▸ DATA EXCERPTS
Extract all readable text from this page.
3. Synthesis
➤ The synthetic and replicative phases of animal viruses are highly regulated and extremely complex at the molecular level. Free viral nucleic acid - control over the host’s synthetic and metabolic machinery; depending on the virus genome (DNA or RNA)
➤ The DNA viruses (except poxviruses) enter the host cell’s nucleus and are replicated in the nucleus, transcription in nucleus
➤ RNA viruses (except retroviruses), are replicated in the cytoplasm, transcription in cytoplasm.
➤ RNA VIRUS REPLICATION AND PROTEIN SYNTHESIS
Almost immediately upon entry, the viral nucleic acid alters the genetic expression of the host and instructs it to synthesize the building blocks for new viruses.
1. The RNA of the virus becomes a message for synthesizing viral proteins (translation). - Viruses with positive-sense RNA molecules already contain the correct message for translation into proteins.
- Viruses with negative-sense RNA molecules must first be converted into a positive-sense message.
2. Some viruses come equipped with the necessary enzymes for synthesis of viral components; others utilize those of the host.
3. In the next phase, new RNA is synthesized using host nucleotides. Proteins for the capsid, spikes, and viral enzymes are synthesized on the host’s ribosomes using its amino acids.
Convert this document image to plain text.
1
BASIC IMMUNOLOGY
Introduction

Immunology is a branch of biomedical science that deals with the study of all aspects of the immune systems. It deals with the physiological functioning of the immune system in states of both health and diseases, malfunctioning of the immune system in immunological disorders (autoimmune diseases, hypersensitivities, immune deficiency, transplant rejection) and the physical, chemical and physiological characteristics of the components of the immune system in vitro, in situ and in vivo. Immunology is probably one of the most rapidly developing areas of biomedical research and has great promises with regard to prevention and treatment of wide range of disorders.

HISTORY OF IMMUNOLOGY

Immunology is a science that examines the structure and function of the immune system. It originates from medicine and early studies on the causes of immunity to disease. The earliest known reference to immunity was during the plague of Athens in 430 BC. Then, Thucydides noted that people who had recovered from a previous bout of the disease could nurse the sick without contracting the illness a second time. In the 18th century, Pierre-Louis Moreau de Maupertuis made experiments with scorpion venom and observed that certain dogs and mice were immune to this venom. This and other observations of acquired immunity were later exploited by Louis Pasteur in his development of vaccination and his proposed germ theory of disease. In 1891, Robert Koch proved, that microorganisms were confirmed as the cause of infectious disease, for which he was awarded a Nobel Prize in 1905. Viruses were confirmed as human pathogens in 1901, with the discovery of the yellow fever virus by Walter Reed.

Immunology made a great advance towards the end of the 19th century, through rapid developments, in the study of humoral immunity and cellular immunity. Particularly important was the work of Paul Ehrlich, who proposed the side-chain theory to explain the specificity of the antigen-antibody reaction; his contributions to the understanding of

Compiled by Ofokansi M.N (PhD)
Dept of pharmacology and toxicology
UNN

▸ TASK PROMPT
Say how many lines of the data hold the string "theory", with no other words in your reply.

▸ WRITTEN RESPONSE
2